Text under study:
● ● ● ● ● ● ●
Meanwhile, looked around at the mid-day library clientele. A bunch of sour folks, largely, radiating pride that the public domain afforded them such luxury.

Didn't get a book.

Tuesday, March 07, 2006

Purest Alpha

Here's one that came over the wires about a hedge fund scam in Chicago:

The three men promoted what they said was a risk-free investment that could yield profits of 10% per week. After giving the men US$25 million—US$23 million from a hedge fund Ms. Vaughn started in 2003 called Directors Performance Fund LLC, and US$2 million of her own money—that money was transferred several times and Ms. Vaughn eventually lost control of it
Never mind the monumental stupidity of the woman who got took. The SEC is prosecuting here as well as the guys. Think about the audacity of the guys that took her. Can you imagine sitting around thinking: "Lets find somebody stupid enough to believe in these returns", and then actually pulling it off, finding the sucker? That's top-notch suavity.

Monday, March 06, 2006

Oscar pans

Rachel Weisz should not have won best supporting actress for The Constant Gardener. No way. Amy Adams from Junebug actually acted. Weisz just traipsed and flounced, for the most part, through a crappy movie.

John Stewart flirted with danger all night. You could sense the crowd willing him out of his acerbic shell to a wuzzah wuzzah. Haven't had time to read the reviews, but I doubt he's establishing a dynasty there. He's got an East Coast groove.

Sunday, March 05, 2006

Cameron crazy

I found it very moving to watch Duke's seniors speak to their Cameron constituency last night. Such a fine bunch of young men, part of such an illustrious program, having such a challenging week.

And they played so well, fundamentally. If only they had scored more points, or had caused us to score fewer, they might have won.

Friday, March 03, 2006

The fish place is gone

Just when you think that Princeton's Forrestal Village couldn't sink any further, the fish place at the food court closes. That was a good place. Probably spoiled by spoilage of real fish and inability to forecast demand. Should have hired consultants, clearly.
● ● ● ● ● ● ●
Records:
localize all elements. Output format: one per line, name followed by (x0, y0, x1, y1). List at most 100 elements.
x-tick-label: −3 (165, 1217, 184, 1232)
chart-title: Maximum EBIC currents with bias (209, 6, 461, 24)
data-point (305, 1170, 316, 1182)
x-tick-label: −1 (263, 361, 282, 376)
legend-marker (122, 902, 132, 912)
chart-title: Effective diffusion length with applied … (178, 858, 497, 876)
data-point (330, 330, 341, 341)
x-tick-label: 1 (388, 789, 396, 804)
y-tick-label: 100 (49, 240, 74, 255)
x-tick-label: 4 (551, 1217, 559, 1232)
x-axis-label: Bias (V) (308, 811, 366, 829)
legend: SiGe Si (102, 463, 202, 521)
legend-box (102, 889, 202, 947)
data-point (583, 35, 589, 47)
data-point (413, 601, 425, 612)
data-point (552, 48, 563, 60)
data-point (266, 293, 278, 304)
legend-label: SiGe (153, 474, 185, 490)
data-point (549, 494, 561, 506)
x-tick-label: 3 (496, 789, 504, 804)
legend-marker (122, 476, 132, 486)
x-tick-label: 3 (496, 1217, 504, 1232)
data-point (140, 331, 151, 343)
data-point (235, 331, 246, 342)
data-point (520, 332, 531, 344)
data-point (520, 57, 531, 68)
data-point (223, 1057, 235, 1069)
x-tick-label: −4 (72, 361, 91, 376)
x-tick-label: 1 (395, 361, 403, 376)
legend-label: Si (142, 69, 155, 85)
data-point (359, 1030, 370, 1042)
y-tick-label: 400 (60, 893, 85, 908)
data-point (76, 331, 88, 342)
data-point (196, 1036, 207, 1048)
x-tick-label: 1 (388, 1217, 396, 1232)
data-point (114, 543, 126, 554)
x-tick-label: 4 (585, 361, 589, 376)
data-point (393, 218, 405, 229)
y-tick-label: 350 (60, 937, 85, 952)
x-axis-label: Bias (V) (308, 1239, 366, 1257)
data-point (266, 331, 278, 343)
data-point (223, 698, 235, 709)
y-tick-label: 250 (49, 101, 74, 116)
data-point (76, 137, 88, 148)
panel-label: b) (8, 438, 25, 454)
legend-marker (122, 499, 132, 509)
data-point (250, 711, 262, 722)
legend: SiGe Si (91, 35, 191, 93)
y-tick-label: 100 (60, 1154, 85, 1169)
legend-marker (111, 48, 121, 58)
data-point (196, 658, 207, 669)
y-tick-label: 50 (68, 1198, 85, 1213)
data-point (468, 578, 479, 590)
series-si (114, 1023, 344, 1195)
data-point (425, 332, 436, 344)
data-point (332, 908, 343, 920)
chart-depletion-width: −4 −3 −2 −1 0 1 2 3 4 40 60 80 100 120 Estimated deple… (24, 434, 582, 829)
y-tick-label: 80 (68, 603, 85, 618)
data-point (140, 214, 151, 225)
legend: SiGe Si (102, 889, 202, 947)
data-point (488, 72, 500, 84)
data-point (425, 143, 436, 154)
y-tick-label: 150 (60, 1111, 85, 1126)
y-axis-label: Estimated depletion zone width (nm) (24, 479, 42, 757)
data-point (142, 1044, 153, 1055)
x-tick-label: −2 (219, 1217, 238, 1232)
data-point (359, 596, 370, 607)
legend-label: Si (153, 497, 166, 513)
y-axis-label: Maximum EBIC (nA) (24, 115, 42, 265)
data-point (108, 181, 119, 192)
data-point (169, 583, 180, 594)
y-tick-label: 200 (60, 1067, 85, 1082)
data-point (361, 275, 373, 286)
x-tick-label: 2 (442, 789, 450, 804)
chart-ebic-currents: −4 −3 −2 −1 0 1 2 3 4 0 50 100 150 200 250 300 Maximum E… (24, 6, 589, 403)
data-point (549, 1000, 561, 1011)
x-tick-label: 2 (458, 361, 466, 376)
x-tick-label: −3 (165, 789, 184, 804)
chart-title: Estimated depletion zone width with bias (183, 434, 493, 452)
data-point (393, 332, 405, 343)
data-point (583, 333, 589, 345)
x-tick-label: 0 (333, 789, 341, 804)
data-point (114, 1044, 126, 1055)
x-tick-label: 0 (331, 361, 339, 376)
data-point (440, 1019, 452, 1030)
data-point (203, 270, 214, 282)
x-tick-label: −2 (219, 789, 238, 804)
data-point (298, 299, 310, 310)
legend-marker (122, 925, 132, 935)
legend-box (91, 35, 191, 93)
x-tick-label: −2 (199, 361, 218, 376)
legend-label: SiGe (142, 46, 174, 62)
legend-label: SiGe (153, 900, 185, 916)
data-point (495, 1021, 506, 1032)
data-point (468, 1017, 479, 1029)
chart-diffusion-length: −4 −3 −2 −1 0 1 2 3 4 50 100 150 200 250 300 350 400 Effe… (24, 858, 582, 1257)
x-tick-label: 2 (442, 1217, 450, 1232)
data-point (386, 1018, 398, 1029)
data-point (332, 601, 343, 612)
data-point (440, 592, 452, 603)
● ● ● ● ● ● ●
What you will do:
1. In the dated blog entries, what is the name of the hedge fund Ms. Vaughn started in 2003?
2. Write the next part of the dated blog entries, picking up after the post about the fish place closing.

Response list:
1. Directors Performance Fund LLC

2.
Princeton continues to hollow out, gradually, imperceptibly. A Bloomberg building is also vacant. Is this some creeping harbinger of the economy at large, or just a local thing?

One thing's for sure. There ain't no great or compelling ideas out there, and however you slice it, much focus is on defense, defense against invasion, hedging against bubbles, etc. Not only does nobody know what the next big thing will be, nobody's even trying.

Edward Altman of NYU said that debt markets forecast about a 30% probably of a GM default this year, much higher as you look out a few years. The distressed investment community is girding itself up for a troth. But that ain't much a new new thing.

Thursday, March 02, 2006

Amongst the uber

Today took us 38 floors above Central Park, 11 floors above where I used to webmaster for what would become Eurasianet, to a snooty hedge fund which branched out from Goldman, where all the women are lanky and everyone is kind of an ass. And they demand from us something they didn't say they needed, and huff and puff a little because we're not something that the publicly available evidence wouldn't suggest that we are.

It's a class of people who, because they sort of rule the world, enjoy acting like they rule the world.

Nothing quite makes you feel so Jersey, in senses both good and bad. Like the popular kids in high school movies, you both hate them and want them to have you over for wine coolers and bong hits, to show that you've arrived.

Wednesday, March 01, 2006

Inspires confidence, #2

From Investment News interview with Lori Ensinger of Columbia Management Group. First off, they say she's 44, but she looks like she's 53 but then tried to remove 9 years surgically. Failed.

Q: How have you been able to generate consistent returns?
A: Diane and I have been doing this for 23 years... We have developed a process that we adhere to rigorously.

Q: How did you arrive at that process?
A: I tend to dabble in behavioral finance. I'm by no means an expert at it...
Umm. Don't "rigorously" and "dabble" kind of cancel each other out? And then she gets behavioral finance wrong.